> [Requirement] Work out how many lines in the listing below include the word "Nuevos". Give nothing but the number.

----------

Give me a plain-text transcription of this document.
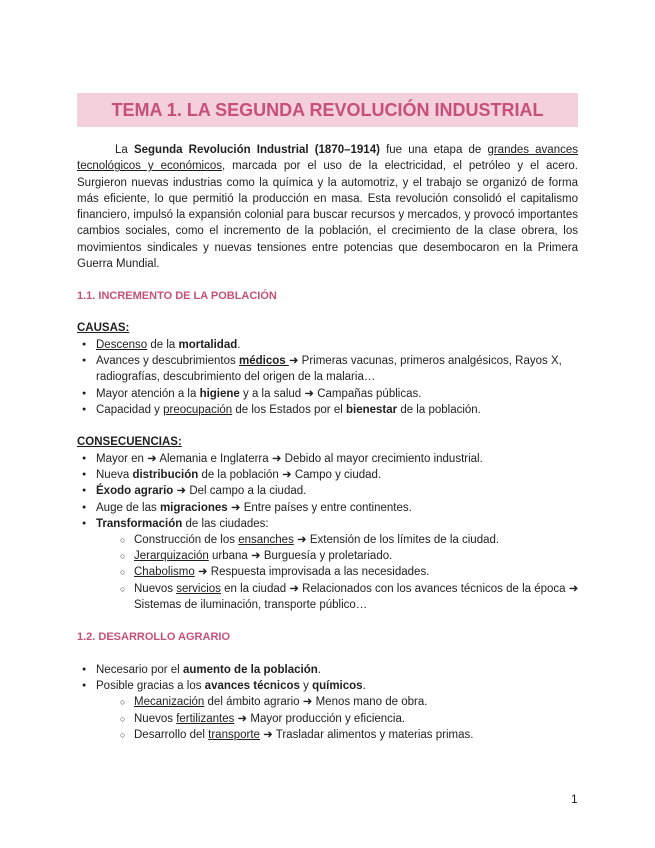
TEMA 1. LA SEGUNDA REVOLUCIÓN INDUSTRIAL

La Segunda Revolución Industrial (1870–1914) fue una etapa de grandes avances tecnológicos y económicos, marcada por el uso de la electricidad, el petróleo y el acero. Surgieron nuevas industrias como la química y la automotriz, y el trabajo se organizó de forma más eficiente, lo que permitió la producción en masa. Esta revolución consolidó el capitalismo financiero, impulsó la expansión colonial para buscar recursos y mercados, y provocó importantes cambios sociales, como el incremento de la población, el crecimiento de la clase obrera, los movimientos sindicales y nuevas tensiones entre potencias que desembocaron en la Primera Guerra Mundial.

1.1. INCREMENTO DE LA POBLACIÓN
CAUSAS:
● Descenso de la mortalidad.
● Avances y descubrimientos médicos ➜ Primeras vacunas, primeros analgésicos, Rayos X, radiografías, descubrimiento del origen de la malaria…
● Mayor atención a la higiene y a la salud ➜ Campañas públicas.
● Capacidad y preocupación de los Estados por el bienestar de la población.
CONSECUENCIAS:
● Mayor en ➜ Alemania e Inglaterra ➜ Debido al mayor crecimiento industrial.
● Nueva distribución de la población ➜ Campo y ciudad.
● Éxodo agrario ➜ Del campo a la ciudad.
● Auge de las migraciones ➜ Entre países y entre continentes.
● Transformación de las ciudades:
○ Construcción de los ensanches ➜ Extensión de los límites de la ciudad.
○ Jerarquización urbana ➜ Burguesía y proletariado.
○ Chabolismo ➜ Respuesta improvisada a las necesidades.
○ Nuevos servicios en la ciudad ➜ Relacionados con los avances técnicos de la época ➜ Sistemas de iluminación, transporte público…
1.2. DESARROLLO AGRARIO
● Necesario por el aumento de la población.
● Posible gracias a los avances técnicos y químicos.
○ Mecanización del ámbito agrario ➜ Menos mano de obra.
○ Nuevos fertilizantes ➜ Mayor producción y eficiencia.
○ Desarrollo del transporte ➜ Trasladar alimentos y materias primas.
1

----------

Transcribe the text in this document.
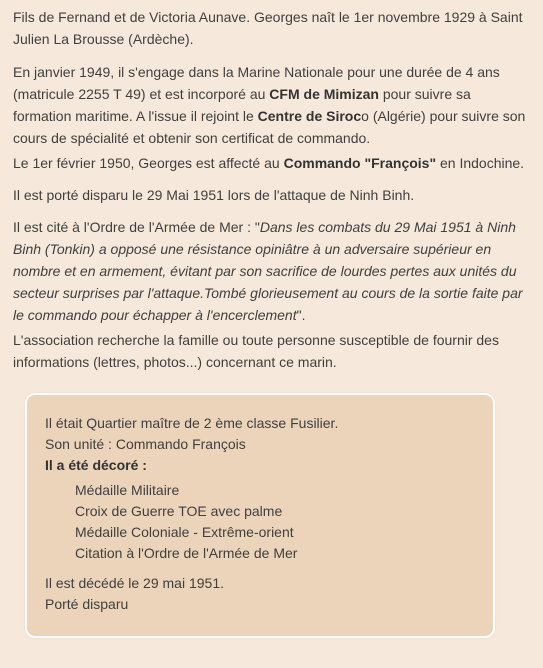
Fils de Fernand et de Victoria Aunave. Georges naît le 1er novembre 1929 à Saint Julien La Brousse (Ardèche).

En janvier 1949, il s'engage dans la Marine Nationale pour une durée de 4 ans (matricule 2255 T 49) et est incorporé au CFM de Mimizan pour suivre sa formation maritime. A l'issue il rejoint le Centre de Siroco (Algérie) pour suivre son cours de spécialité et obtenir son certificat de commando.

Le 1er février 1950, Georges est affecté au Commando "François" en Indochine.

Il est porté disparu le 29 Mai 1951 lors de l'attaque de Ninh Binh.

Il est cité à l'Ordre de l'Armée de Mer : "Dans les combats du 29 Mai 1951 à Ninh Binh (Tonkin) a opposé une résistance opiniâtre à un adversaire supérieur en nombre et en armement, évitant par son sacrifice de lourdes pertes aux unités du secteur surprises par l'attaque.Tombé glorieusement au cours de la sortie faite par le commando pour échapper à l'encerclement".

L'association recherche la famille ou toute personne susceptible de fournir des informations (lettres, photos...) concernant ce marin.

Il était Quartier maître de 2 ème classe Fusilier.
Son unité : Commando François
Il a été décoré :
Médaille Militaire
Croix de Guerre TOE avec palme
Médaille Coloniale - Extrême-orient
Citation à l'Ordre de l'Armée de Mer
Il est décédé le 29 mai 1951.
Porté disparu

----------

> [Finished exercise] 2